» Given problem
Return every record verbatim.

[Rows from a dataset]
■ ■ ■ ■

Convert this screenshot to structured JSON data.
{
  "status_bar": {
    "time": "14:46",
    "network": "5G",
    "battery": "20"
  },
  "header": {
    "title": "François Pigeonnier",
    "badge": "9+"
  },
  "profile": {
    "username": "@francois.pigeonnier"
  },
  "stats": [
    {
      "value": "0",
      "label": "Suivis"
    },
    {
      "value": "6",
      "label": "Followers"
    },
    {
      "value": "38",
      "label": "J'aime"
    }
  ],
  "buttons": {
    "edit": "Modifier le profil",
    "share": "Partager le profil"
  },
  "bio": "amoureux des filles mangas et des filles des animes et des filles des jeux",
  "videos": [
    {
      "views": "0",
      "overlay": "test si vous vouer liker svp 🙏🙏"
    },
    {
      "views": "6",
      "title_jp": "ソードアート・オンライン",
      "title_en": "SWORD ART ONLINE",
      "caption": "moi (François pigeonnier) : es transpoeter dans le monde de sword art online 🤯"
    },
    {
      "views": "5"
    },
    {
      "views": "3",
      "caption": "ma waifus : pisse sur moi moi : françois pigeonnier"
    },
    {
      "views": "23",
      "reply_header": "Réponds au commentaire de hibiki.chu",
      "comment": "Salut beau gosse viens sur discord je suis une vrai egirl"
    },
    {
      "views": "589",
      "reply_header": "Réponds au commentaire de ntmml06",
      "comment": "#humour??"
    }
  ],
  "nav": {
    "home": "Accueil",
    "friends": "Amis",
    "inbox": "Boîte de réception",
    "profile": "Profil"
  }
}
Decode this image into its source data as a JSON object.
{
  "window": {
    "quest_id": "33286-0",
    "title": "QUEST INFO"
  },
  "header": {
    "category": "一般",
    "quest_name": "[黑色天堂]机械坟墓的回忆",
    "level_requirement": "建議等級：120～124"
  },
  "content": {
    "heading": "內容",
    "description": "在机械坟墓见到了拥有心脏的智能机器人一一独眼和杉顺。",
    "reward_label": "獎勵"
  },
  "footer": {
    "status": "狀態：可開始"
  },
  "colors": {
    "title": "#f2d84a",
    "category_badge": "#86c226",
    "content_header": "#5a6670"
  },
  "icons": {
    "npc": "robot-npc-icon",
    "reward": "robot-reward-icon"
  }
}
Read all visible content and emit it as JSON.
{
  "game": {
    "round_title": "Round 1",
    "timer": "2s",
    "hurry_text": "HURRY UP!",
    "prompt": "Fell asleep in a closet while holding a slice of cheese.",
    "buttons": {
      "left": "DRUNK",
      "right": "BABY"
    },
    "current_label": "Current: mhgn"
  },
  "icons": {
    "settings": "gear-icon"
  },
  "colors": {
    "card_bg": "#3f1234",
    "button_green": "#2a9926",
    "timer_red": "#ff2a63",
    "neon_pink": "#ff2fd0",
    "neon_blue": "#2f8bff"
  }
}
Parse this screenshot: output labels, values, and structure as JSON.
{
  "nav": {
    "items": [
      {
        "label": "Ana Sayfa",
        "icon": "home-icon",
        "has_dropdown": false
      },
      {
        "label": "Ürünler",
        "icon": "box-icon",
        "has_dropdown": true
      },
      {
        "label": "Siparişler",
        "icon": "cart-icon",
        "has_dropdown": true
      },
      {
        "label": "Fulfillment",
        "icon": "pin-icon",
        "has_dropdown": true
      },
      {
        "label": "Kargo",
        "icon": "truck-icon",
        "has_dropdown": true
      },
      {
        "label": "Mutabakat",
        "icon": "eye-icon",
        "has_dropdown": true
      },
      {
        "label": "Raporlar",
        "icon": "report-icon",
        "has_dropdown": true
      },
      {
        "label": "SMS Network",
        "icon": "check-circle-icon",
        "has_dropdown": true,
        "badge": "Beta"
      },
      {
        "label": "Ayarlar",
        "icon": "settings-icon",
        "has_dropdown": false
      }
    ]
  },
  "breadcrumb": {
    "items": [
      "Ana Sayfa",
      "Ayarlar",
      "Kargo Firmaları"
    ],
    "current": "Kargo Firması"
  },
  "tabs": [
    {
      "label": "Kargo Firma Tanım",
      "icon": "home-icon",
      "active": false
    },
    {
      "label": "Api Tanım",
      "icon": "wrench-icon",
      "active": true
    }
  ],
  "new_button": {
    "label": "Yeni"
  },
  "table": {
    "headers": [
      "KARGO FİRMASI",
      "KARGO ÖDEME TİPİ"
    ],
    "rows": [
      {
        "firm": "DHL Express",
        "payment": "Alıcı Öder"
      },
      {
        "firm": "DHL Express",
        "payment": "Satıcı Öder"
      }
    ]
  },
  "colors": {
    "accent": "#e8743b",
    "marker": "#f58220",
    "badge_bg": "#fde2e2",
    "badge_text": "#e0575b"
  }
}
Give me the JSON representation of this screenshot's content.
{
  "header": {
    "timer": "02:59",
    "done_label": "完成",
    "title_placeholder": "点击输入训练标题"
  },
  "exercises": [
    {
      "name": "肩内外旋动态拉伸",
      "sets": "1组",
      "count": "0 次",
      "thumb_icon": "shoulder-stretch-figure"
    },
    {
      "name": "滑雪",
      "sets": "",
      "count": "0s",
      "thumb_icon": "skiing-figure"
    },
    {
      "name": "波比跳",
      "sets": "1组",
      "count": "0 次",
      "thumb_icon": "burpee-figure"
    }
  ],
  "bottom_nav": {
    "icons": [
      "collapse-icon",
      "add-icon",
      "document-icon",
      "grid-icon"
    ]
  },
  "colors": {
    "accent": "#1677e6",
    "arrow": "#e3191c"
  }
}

■ ■ ■ ■

» Exercise answer
Convert this screenshot to structured JSON data.
{
  "status_bar": {
    "time": "14:46",
    "network": "5G",
    "battery": "20"
  },
  "header": {
    "title": "François Pigeonnier",
    "badge": "9+"
  },
  "profile": {
    "username": "@francois.pigeonnier"
  },
  "stats": [
    {
      "value": "0",
      "label": "Suivis"
    },
    {
      "value": "6",
      "label": "Followers"
    },
    {
      "value": "38",
      "label": "J'aime"
    }
  ],
  "buttons": {
    "edit": "Modifier le profil",
    "share": "Partager le profil"
  },
  "bio": "amoureux des filles mangas et des filles des animes et des filles des jeux",
  "videos": [
    {
      "views": "0",
      "overlay": "test si vous vouer liker svp 🙏🙏"
    },
    {
      "views": "6",
      "title_jp": "ソードアート・オンライン",
      "title_en": "SWORD ART ONLINE",
      "caption": "moi (François pigeonnier) : es transpoeter dans le monde de sword art online 🤯"
    },
    {
      "views": "5"
    },
    {
      "views": "3",
      "caption": "ma waifus : pisse sur moi moi : françois pigeonnier"
    },
    {
      "views": "23",
      "reply_header": "Réponds au commentaire de hibiki.chu",
      "comment": "Salut beau gosse viens sur discord je suis une vrai egirl"
    },
    {
      "views": "589",
      "reply_header": "Réponds au commentaire de ntmml06",
      "comment": "#humour??"
    }
  ],
  "nav": {
    "home": "Accueil",
    "friends": "Amis",
    "inbox": "Boîte de réception",
    "profile": "Profil"
  }
}
Decode this image into its source data as a JSON object.
{
  "window": {
    "quest_id": "33286-0",
    "title": "QUEST INFO"
  },
  "header": {
    "category": "一般",
    "quest_name": "[黑色天堂]机械坟墓的回忆",
    "level_requirement": "建議等級：120～124"
  },
  "content": {
    "heading": "內容",
    "description": "在机械坟墓见到了拥有心脏的智能机器人一一独眼和杉顺。",
    "reward_label": "獎勵"
  },
  "footer": {
    "status": "狀態：可開始"
  },
  "colors": {
    "title": "#f2d84a",
    "category_badge": "#86c226",
    "content_header": "#5a6670"
  },
  "icons": {
    "npc": "robot-npc-icon",
    "reward": "robot-reward-icon"
  }
}
Read all visible content and emit it as JSON.
{
  "game": {
    "round_title": "Round 1",
    "timer": "2s",
    "hurry_text": "HURRY UP!",
    "prompt": "Fell asleep in a closet while holding a slice of cheese.",
    "buttons": {
      "left": "DRUNK",
      "right": "BABY"
    },
    "current_label": "Current: mhgn"
  },
  "icons": {
    "settings": "gear-icon"
  },
  "colors": {
    "card_bg": "#3f1234",
    "button_green": "#2a9926",
    "timer_red": "#ff2a63",
    "neon_pink": "#ff2fd0",
    "neon_blue": "#2f8bff"
  }
}
Parse this screenshot: output labels, values, and structure as JSON.
{
  "nav": {
    "items": [
      {
        "label": "Ana Sayfa",
        "icon": "home-icon",
        "has_dropdown": false
      },
      {
        "label": "Ürünler",
        "icon": "box-icon",
        "has_dropdown": true
      },
      {
        "label": "Siparişler",
        "icon": "cart-icon",
        "has_dropdown": true
      },
      {
        "label": "Fulfillment",
        "icon": "pin-icon",
        "has_dropdown": true
      },
      {
        "label": "Kargo",
        "icon": "truck-icon",
        "has_dropdown": true
      },
      {
        "label": "Mutabakat",
        "icon": "eye-icon",
        "has_dropdown": true
      },
      {
        "label": "Raporlar",
        "icon": "report-icon",
        "has_dropdown": true
      },
      {
        "label": "SMS Network",
        "icon": "check-circle-icon",
        "has_dropdown": true,
        "badge": "Beta"
      },
      {
        "label": "Ayarlar",
        "icon": "settings-icon",
        "has_dropdown": false
      }
    ]
  },
  "breadcrumb": {
    "items": [
      "Ana Sayfa",
      "Ayarlar",
      "Kargo Firmaları"
    ],
    "current": "Kargo Firması"
  },
  "tabs": [
    {
      "label": "Kargo Firma Tanım",
      "icon": "home-icon",
      "active": false
    },
    {
      "label": "Api Tanım",
      "icon": "wrench-icon",
      "active": true
    }
  ],
  "new_button": {
    "label": "Yeni"
  },
  "table": {
    "headers": [
      "KARGO FİRMASI",
      "KARGO ÖDEME TİPİ"
    ],
    "rows": [
      {
        "firm": "DHL Express",
        "payment": "Alıcı Öder"
      },
      {
        "firm": "DHL Express",
        "payment": "Satıcı Öder"
      }
    ]
  },
  "colors": {
    "accent": "#e8743b",
    "marker": "#f58220",
    "badge_bg": "#fde2e2",
    "badge_text": "#e0575b"
  }
}
Give me the JSON representation of this screenshot's content.
{
  "header": {
    "timer": "02:59",
    "done_label": "完成",
    "title_placeholder": "点击输入训练标题"
  },
  "exercises": [
    {
      "name": "肩内外旋动态拉伸",
      "sets": "1组",
      "count": "0 次",
      "thumb_icon": "shoulder-stretch-figure"
    },
    {
      "name": "滑雪",
      "sets": "",
      "count": "0s",
      "thumb_icon": "skiing-figure"
    },
    {
      "name": "波比跳",
      "sets": "1组",
      "count": "0 次",
      "thumb_icon": "burpee-figure"
    }
  ],
  "bottom_nav": {
    "icons": [
      "collapse-icon",
      "add-icon",
      "document-icon",
      "grid-icon"
    ]
  },
  "colors": {
    "accent": "#1677e6",
    "arrow": "#e3191c"
  }
}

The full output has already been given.